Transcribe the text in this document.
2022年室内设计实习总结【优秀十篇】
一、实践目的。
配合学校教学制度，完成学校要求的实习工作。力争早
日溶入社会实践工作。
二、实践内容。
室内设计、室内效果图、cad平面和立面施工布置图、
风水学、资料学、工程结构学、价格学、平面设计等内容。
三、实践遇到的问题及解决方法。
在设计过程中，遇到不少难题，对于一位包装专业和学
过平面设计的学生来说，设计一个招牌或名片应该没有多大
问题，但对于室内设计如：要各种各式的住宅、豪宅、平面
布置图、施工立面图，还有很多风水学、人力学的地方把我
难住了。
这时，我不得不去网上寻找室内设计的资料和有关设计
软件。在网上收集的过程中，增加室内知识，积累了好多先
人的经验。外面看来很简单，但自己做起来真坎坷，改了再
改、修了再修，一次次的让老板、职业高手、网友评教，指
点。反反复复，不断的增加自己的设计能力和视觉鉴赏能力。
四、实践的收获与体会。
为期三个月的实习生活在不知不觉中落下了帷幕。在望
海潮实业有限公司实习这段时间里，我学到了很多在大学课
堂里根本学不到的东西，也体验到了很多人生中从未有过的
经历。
########
Write out every entry above, word for word.

Transcribe the text in this document.
2022年室内设计实习总结【优秀十篇】
一、实践目的。
配合学校教学制度，完成学校要求的实习工作。力争早
日溶入社会实践工作。
二、实践内容。
室内设计、室内效果图、cad平面和立面施工布置图、
风水学、资料学、工程结构学、价格学、平面设计等内容。
三、实践遇到的问题及解决方法。
在设计过程中，遇到不少难题，对于一位包装专业和学
过平面设计的学生来说，设计一个招牌或名片应该没有多大
问题，但对于室内设计如：要各种各式的住宅、豪宅、平面
布置图、施工立面图，还有很多风水学、人力学的地方把我
难住了。
这时，我不得不去网上寻找室内设计的资料和有关设计
软件。在网上收集的过程中，增加室内知识，积累了好多先
人的经验。外面看来很简单，但自己做起来真坎坷，改了再
改、修了再修，一次次的让老板、职业高手、网友评教，指
点。反反复复，不断的增加自己的设计能力和视觉鉴赏能力。
四、实践的收获与体会。
为期三个月的实习生活在不知不觉中落下了帷幕。在望
海潮实业有限公司实习这段时间里，我学到了很多在大学课
堂里根本学不到的东西，也体验到了很多人生中从未有过的
经历。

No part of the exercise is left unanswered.